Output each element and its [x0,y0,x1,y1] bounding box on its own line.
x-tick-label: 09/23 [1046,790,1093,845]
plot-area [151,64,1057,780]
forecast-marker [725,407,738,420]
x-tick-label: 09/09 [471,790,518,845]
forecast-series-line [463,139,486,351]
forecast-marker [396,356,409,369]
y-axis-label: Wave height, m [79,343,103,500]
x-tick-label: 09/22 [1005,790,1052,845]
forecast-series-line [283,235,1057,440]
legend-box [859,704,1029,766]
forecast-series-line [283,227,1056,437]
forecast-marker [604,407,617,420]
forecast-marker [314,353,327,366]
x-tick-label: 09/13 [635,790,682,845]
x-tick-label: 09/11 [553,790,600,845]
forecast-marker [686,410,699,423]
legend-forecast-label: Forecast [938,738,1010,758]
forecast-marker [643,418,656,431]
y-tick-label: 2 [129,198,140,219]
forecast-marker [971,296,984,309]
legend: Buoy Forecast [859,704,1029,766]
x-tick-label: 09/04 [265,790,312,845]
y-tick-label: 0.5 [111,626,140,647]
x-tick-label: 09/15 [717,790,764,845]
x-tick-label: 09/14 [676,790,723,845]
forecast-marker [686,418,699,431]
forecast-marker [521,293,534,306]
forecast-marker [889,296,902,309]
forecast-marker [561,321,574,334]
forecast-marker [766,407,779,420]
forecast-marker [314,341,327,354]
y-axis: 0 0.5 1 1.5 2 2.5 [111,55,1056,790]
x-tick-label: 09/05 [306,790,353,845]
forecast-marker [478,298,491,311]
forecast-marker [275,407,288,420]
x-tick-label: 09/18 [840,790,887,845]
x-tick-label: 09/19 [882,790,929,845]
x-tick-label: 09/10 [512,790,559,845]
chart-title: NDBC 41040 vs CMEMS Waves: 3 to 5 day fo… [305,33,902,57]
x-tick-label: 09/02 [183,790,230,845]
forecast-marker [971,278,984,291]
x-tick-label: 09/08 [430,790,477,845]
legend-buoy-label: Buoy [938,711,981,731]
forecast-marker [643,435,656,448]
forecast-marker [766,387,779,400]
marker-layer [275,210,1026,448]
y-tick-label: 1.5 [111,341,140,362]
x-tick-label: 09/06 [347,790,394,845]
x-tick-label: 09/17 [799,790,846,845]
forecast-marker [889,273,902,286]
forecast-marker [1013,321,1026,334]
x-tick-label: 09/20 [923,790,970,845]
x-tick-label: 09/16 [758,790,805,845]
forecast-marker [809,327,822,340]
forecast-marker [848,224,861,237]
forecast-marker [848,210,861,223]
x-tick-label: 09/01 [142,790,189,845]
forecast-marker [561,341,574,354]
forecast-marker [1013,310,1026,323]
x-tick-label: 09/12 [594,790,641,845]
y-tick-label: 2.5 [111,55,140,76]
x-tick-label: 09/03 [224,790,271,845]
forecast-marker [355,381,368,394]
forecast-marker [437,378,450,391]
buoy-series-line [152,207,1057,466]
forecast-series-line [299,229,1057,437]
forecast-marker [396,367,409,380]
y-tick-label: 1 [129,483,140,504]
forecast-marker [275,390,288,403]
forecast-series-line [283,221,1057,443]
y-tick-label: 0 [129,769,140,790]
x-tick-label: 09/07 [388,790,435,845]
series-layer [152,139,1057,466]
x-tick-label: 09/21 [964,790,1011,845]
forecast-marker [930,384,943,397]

__GIVEN PROBLEM__.
Copy the records above line for line, keeping every character unchanged.

__EXERCISE ANSWER__.
Output each element and its [x0,y0,x1,y1] bounding box on its own line.
x-tick-label: 09/23 [1046,790,1093,845]
plot-area [151,64,1057,780]
forecast-marker [725,407,738,420]
x-tick-label: 09/09 [471,790,518,845]
forecast-series-line [463,139,486,351]
forecast-marker [396,356,409,369]
y-axis-label: Wave height, m [79,343,103,500]
x-tick-label: 09/22 [1005,790,1052,845]
forecast-series-line [283,235,1057,440]
legend-box [859,704,1029,766]
forecast-series-line [283,227,1056,437]
forecast-marker [604,407,617,420]
forecast-marker [314,353,327,366]
x-tick-label: 09/13 [635,790,682,845]
x-tick-label: 09/11 [553,790,600,845]
forecast-marker [686,410,699,423]
legend-forecast-label: Forecast [938,738,1010,758]
forecast-marker [643,418,656,431]
y-tick-label: 2 [129,198,140,219]
forecast-marker [971,296,984,309]
legend: Buoy Forecast [859,704,1029,766]
x-tick-label: 09/04 [265,790,312,845]
y-tick-label: 0.5 [111,626,140,647]
x-tick-label: 09/15 [717,790,764,845]
x-tick-label: 09/14 [676,790,723,845]
forecast-marker [686,418,699,431]
forecast-marker [521,293,534,306]
forecast-marker [889,296,902,309]
forecast-marker [561,321,574,334]
forecast-marker [766,407,779,420]
forecast-marker [314,341,327,354]
y-axis: 0 0.5 1 1.5 2 2.5 [111,55,1056,790]
x-tick-label: 09/05 [306,790,353,845]
forecast-marker [478,298,491,311]
forecast-marker [275,407,288,420]
x-tick-label: 09/18 [840,790,887,845]
x-tick-label: 09/19 [882,790,929,845]
x-tick-label: 09/10 [512,790,559,845]
chart-title: NDBC 41040 vs CMEMS Waves: 3 to 5 day fo… [305,33,902,57]
x-tick-label: 09/02 [183,790,230,845]
forecast-marker [971,278,984,291]
x-tick-label: 09/08 [430,790,477,845]
legend-buoy-label: Buoy [938,711,981,731]
forecast-marker [643,435,656,448]
forecast-marker [766,387,779,400]
marker-layer [275,210,1026,448]
y-tick-label: 1.5 [111,341,140,362]
x-tick-label: 09/06 [347,790,394,845]
x-tick-label: 09/17 [799,790,846,845]
forecast-marker [889,273,902,286]
forecast-marker [1013,321,1026,334]
x-tick-label: 09/20 [923,790,970,845]
x-tick-label: 09/16 [758,790,805,845]
forecast-marker [809,327,822,340]
forecast-marker [848,224,861,237]
forecast-marker [848,210,861,223]
x-tick-label: 09/01 [142,790,189,845]
forecast-marker [561,341,574,354]
forecast-marker [1013,310,1026,323]
x-tick-label: 09/12 [594,790,641,845]
y-tick-label: 2.5 [111,55,140,76]
x-tick-label: 09/03 [224,790,271,845]
forecast-marker [355,381,368,394]
forecast-marker [437,378,450,391]
buoy-series-line [152,207,1057,466]
forecast-series-line [299,229,1057,437]
forecast-marker [396,367,409,380]
y-tick-label: 1 [129,483,140,504]
forecast-marker [275,390,288,403]
forecast-series-line [283,221,1057,443]
y-tick-label: 0 [129,769,140,790]
x-tick-label: 09/07 [388,790,435,845]
series-layer [152,139,1057,466]
x-tick-label: 09/21 [964,790,1011,845]
forecast-marker [930,384,943,397]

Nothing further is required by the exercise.